- Task description
How many lines hold the string "data"? Give only the number.

- Input
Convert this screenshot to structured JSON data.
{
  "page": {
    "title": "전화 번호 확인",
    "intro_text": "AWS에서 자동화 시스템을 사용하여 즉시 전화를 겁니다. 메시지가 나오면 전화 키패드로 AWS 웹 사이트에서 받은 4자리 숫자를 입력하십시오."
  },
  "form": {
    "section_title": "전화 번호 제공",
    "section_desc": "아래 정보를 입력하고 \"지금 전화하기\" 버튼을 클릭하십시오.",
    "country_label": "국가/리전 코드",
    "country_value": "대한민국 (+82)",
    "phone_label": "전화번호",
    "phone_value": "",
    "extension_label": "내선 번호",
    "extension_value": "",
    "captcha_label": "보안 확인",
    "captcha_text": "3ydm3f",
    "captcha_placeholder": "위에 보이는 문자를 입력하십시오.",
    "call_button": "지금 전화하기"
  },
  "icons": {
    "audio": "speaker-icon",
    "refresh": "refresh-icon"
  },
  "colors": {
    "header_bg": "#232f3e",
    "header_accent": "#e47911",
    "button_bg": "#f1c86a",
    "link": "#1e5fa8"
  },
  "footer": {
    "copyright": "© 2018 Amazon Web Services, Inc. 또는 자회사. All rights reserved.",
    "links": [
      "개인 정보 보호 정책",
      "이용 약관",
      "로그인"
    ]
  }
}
--
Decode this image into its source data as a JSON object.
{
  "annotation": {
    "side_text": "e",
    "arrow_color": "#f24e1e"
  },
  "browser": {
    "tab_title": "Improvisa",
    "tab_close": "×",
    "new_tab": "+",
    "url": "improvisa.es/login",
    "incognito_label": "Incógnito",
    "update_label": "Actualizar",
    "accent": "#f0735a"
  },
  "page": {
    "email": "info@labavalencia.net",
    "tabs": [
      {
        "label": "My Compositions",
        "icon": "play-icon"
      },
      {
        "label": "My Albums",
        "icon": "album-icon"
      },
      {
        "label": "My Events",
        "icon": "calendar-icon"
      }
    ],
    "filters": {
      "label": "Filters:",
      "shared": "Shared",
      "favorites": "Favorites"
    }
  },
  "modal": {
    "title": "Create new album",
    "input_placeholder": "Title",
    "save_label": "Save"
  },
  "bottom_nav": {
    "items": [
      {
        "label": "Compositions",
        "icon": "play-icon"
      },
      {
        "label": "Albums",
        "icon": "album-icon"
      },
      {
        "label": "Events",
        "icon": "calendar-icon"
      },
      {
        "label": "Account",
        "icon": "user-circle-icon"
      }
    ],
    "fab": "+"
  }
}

- Exercise response
2